The records that follow should be retyped word for word.
--
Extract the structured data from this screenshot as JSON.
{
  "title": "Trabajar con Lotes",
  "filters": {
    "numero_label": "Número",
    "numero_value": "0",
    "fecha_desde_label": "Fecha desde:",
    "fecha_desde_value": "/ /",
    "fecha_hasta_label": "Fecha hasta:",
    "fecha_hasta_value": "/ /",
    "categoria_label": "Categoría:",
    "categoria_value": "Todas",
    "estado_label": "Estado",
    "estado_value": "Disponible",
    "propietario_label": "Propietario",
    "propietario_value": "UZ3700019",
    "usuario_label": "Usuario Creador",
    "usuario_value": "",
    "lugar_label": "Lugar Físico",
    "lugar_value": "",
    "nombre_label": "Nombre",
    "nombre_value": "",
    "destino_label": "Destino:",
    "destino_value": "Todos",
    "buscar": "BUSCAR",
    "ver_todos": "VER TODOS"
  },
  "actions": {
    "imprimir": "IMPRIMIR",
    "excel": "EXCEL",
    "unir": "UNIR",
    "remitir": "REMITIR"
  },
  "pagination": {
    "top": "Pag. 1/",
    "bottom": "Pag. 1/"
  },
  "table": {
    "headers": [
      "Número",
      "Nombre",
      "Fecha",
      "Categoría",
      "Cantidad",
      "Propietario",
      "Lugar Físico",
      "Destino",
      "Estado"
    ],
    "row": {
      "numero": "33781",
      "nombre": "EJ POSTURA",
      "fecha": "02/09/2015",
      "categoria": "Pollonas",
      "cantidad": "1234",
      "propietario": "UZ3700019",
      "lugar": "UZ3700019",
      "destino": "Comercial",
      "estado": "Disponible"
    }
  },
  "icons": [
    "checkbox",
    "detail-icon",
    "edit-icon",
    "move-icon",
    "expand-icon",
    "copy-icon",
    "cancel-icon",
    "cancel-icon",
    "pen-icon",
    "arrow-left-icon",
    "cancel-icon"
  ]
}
--
→ **Complete response**
Extract the structured data from this screenshot as JSON.
{
  "title": "Trabajar con Lotes",
  "filters": {
    "numero_label": "Número",
    "numero_value": "0",
    "fecha_desde_label": "Fecha desde:",
    "fecha_desde_value": "/ /",
    "fecha_hasta_label": "Fecha hasta:",
    "fecha_hasta_value": "/ /",
    "categoria_label": "Categoría:",
    "categoria_value": "Todas",
    "estado_label": "Estado",
    "estado_value": "Disponible",
    "propietario_label": "Propietario",
    "propietario_value": "UZ3700019",
    "usuario_label": "Usuario Creador",
    "usuario_value": "",
    "lugar_label": "Lugar Físico",
    "lugar_value": "",
    "nombre_label": "Nombre",
    "nombre_value": "",
    "destino_label": "Destino:",
    "destino_value": "Todos",
    "buscar": "BUSCAR",
    "ver_todos": "VER TODOS"
  },
  "actions": {
    "imprimir": "IMPRIMIR",
    "excel": "EXCEL",
    "unir": "UNIR",
    "remitir": "REMITIR"
  },
  "pagination": {
    "top": "Pag. 1/",
    "bottom": "Pag. 1/"
  },
  "table": {
    "headers": [
      "Número",
      "Nombre",
      "Fecha",
      "Categoría",
      "Cantidad",
      "Propietario",
      "Lugar Físico",
      "Destino",
      "Estado"
    ],
    "row": {
      "numero": "33781",
      "nombre": "EJ POSTURA",
      "fecha": "02/09/2015",
      "categoria": "Pollonas",
      "cantidad": "1234",
      "propietario": "UZ3700019",
      "lugar": "UZ3700019",
      "destino": "Comercial",
      "estado": "Disponible"
    }
  },
  "icons": [
    "checkbox",
    "detail-icon",
    "edit-icon",
    "move-icon",
    "expand-icon",
    "copy-icon",
    "cancel-icon",
    "cancel-icon",
    "pen-icon",
    "arrow-left-icon",
    "cancel-icon"
  ]
}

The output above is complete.